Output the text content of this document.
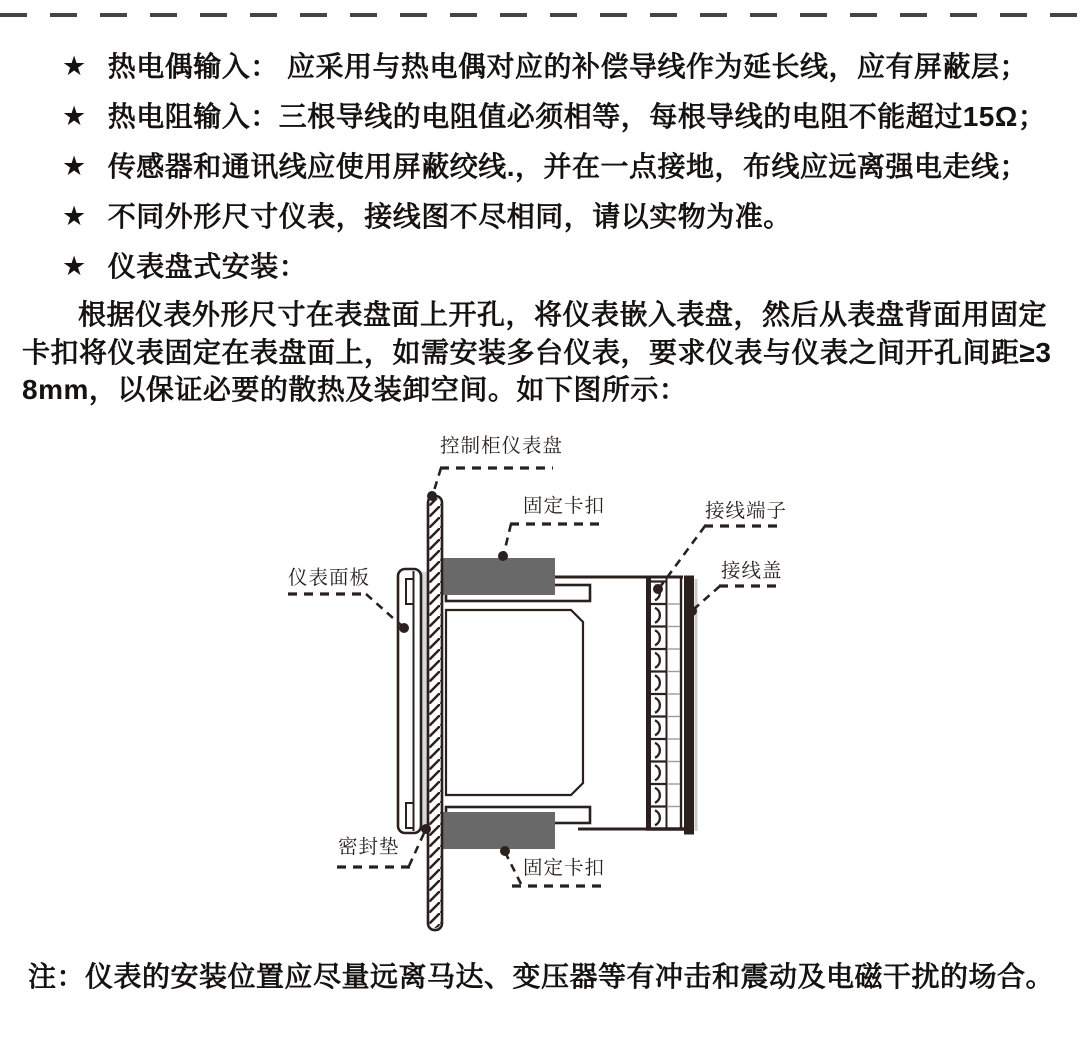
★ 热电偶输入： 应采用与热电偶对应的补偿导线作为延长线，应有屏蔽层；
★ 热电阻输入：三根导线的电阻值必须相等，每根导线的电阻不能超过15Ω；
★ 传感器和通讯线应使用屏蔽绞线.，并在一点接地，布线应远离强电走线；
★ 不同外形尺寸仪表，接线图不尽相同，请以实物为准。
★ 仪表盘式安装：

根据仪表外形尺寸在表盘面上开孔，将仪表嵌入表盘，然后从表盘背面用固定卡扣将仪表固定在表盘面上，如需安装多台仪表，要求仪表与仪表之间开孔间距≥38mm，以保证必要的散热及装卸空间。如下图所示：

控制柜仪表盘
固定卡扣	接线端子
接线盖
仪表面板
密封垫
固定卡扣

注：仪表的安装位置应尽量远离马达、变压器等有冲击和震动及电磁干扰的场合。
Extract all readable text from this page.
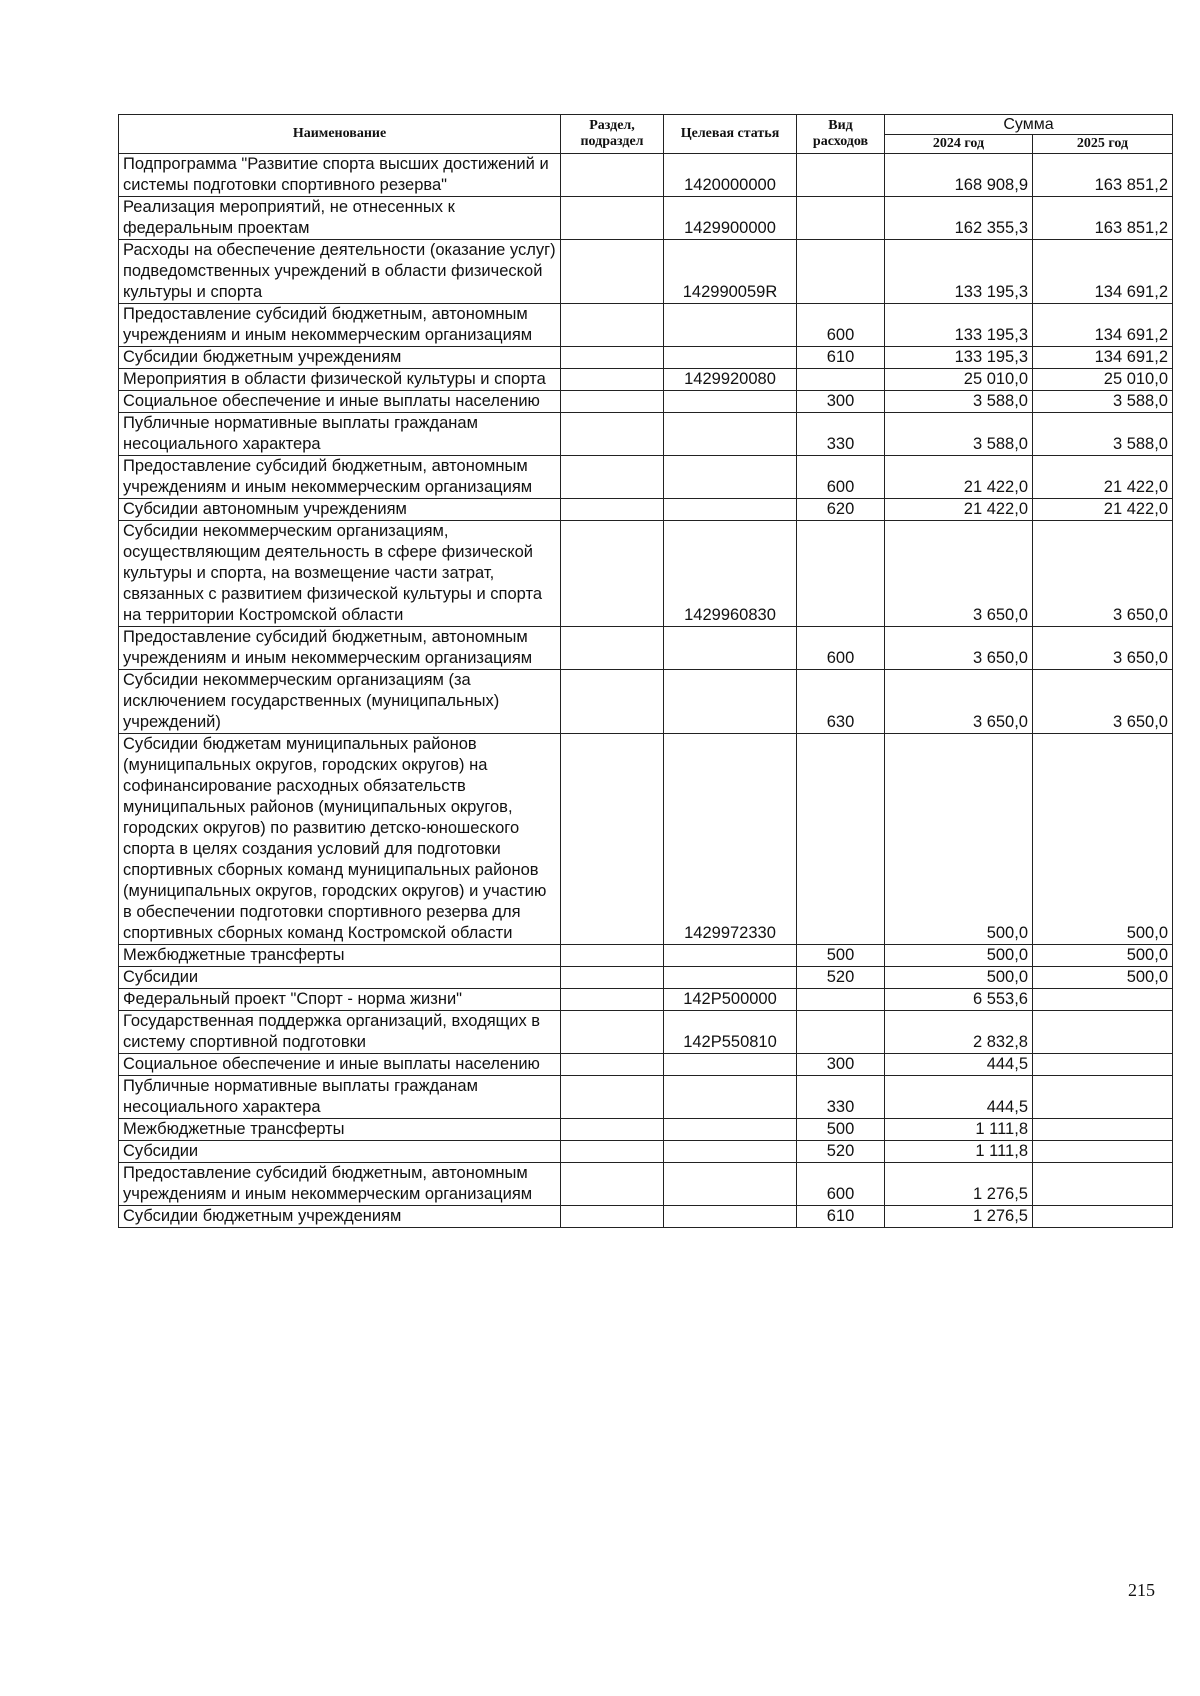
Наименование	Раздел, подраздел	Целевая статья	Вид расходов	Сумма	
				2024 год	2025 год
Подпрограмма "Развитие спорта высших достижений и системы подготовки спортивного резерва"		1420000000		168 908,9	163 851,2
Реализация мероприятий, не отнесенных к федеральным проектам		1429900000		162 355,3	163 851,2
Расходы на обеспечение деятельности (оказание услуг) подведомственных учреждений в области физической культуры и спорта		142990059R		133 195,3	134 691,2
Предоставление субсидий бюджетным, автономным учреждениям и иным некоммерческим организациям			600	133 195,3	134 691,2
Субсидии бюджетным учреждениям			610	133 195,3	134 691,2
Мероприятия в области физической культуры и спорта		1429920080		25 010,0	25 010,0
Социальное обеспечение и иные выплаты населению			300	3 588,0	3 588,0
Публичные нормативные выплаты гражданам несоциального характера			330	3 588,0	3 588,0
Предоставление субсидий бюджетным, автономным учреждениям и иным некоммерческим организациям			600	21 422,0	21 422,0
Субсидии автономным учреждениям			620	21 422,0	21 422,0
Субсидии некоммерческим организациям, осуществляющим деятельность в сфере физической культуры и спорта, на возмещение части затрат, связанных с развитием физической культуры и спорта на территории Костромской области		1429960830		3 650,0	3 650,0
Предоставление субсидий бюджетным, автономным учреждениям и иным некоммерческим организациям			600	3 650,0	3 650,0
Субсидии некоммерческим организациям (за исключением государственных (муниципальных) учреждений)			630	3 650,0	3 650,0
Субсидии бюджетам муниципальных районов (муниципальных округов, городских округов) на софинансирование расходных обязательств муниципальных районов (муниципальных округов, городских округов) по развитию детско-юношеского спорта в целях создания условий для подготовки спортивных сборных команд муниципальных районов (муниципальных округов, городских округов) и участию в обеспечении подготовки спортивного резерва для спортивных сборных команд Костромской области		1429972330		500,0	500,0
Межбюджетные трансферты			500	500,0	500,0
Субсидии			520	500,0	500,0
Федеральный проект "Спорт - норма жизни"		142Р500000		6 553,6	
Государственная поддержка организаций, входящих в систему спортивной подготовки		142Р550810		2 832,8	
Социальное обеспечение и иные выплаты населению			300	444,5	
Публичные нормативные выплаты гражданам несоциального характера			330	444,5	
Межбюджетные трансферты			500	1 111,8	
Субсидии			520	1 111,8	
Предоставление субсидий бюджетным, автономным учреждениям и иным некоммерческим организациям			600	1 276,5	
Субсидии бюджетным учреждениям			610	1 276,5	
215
==
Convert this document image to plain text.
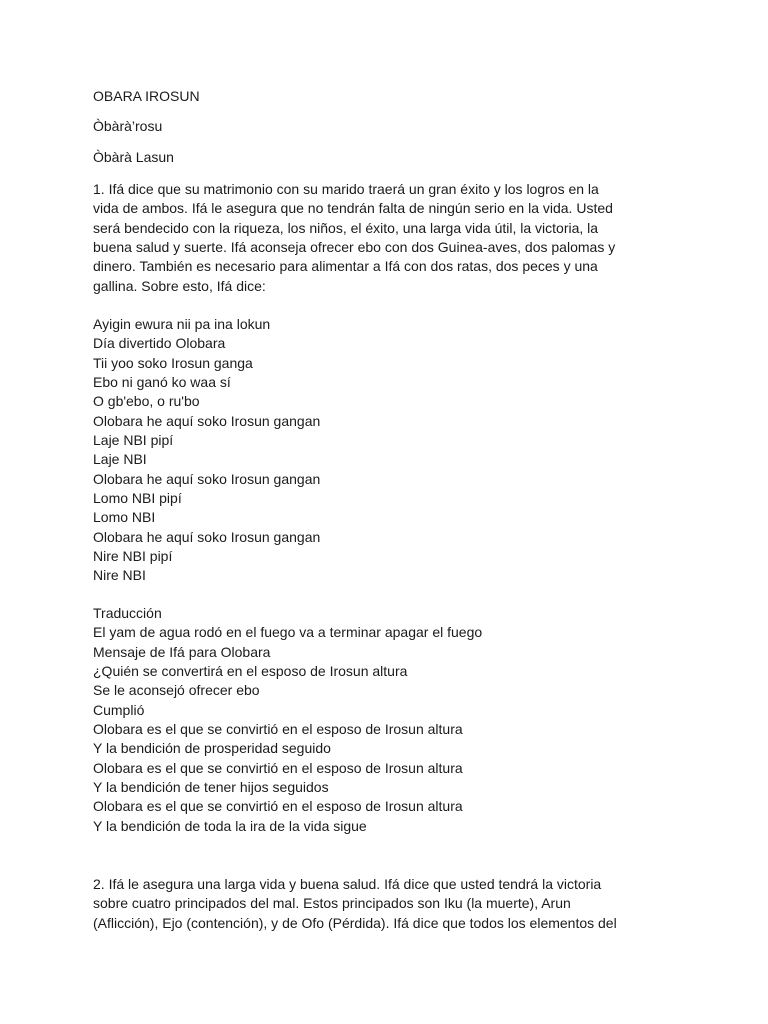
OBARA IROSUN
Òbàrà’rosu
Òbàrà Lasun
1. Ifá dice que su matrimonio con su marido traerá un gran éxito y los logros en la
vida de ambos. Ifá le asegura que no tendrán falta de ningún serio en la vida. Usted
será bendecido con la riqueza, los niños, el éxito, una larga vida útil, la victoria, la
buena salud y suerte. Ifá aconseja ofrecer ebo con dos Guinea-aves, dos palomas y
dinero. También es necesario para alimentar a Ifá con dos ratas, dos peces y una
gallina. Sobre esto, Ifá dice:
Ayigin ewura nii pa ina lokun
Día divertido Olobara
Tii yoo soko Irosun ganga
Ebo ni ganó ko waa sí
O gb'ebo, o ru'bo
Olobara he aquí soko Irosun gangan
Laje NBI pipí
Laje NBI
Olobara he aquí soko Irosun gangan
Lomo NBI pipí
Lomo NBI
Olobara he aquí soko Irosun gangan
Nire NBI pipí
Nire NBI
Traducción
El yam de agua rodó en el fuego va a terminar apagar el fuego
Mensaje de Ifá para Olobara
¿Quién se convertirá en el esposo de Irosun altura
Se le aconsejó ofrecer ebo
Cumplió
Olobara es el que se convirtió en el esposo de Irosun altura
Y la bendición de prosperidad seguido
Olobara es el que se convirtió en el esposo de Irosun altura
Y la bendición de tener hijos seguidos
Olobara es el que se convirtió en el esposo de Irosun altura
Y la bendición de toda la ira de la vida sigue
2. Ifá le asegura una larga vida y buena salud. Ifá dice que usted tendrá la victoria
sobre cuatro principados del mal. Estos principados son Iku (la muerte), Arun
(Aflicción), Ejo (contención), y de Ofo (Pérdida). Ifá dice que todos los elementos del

Exercise.
Lines containing the word "dice" are to be tallied; report only the total.

Solution.
4